[Passage]
>>>

Claudio Monteverdi, 1567-1643
Yes, he composed the first (surviving) opera. But
much more importantly, Monteverdi made the
leap to opera across the watershed between the
old music, stile antico, polyphonic and static, and
the new Baroque, stile moderno, glorying in solo
voice and expressive harmony. Bridging the two
styles – two textures of music – he created, in a
long and highly varied life, madrigals, sacred
music and opera, combining and developing the
old and new. Limelight magazine has a fine
narrative of his role in changing music and
drama.
Our focus is on opera, but Monteverdi’s was far
broader, and his music brought him notoriety
before opera. Go here for the fascinating story of
his life in the royal and papal courts of Italy, and
his innovative artistic work.
To the nascent genre of opera, he brought
the power of a musical imagination
unrivalled in his own lifetime, together with
formal skills and psychological insights
among the most impressive of any composer
in history. He created works of
extraordinary stature in nearly every
significant form of the day. (Read the
complete text)

<<<

[Problems and tasks]
A – Translate this sentence from the Monteverdi passage into Spanish: "He created works of extraordinary stature in nearly every significant form of the day."
B – Answer these questions from the Monteverdi passage:
(i) What years does the heading give for Monteverdi?
(ii) Which magazine does the passage credit with a fine narrative of his role in changing music and drama?
(iii) In which courts of Italy did he spend his life, according to the passage?

[Data rows]
>>>

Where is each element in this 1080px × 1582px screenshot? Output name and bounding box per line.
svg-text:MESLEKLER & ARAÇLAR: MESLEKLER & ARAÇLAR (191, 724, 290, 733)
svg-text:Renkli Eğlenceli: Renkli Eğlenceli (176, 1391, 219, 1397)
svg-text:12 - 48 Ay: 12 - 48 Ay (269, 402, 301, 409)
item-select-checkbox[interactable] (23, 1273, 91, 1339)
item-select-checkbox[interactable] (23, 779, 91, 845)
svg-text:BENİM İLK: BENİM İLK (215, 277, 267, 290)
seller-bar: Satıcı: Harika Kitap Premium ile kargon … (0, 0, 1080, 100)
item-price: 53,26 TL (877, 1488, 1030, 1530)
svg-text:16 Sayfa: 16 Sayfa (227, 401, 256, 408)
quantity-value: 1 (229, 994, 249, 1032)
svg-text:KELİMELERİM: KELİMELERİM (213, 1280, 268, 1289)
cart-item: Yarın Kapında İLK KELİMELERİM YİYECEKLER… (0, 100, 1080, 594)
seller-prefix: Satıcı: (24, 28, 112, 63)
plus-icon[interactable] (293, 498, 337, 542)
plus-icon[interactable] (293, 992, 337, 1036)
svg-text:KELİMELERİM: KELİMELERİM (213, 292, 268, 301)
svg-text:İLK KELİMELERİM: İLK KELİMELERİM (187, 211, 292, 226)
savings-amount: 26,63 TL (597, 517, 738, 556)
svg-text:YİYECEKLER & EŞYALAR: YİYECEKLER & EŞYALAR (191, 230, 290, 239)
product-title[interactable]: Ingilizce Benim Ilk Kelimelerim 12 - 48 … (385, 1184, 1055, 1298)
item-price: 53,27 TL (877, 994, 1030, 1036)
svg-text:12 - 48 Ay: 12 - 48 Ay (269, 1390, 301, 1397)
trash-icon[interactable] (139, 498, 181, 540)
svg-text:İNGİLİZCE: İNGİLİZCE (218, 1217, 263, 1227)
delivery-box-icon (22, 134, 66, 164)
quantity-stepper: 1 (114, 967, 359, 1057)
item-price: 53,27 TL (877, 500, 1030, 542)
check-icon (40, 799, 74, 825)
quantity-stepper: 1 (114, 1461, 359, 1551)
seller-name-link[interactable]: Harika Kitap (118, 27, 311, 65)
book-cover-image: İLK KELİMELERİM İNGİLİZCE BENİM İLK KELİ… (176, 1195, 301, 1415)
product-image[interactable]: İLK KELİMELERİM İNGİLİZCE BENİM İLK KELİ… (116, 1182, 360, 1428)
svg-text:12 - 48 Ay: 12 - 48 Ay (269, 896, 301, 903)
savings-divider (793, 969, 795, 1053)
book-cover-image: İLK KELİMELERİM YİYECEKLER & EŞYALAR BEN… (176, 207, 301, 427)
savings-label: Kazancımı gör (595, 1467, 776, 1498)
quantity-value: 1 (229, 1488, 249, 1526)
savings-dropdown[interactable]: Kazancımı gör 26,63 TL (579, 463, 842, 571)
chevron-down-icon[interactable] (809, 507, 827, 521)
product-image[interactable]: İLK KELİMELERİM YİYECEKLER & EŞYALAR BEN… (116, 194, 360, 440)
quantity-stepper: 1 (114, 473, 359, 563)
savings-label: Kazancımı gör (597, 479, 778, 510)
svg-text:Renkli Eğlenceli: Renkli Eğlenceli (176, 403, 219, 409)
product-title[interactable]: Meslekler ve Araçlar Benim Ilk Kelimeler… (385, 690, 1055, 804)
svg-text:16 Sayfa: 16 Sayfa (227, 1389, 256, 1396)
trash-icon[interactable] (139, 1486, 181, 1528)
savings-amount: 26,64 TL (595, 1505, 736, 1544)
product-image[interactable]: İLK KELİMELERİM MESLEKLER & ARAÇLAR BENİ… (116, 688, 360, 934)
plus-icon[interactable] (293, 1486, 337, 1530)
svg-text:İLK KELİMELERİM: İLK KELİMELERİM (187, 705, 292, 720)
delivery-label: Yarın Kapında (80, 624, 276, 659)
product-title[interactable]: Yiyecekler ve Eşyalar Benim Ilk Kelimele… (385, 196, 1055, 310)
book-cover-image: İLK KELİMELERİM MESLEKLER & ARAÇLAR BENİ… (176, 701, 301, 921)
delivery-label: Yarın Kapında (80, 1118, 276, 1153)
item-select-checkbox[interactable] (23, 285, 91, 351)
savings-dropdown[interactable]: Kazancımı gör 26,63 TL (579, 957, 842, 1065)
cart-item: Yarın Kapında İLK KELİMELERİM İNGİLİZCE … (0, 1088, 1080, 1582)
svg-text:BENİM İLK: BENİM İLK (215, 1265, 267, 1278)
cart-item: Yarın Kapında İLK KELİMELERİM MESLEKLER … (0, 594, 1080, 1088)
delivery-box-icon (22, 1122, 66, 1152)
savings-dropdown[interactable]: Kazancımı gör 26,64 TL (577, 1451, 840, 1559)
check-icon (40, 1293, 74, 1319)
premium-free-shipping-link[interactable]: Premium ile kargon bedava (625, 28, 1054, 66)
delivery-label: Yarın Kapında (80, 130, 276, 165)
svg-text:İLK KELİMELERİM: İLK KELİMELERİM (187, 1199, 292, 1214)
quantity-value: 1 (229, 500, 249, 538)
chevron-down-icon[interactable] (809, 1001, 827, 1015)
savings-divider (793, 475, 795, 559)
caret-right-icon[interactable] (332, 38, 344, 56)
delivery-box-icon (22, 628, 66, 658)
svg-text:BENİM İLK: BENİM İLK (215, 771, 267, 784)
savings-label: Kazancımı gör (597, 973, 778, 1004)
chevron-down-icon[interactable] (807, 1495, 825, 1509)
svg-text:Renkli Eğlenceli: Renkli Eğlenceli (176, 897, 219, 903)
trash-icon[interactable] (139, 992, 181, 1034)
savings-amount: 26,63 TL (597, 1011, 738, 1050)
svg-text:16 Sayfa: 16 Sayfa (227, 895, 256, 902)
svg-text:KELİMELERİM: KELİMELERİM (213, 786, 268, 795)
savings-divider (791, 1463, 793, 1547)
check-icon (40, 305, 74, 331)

<<<

[Results by task]
A – Creó obras de extraordinaria envergadura en casi todas las formas importantes de la época.

B –
(i) 1567-1643
(ii) Limelight magazine
(iii) The royal and papal courts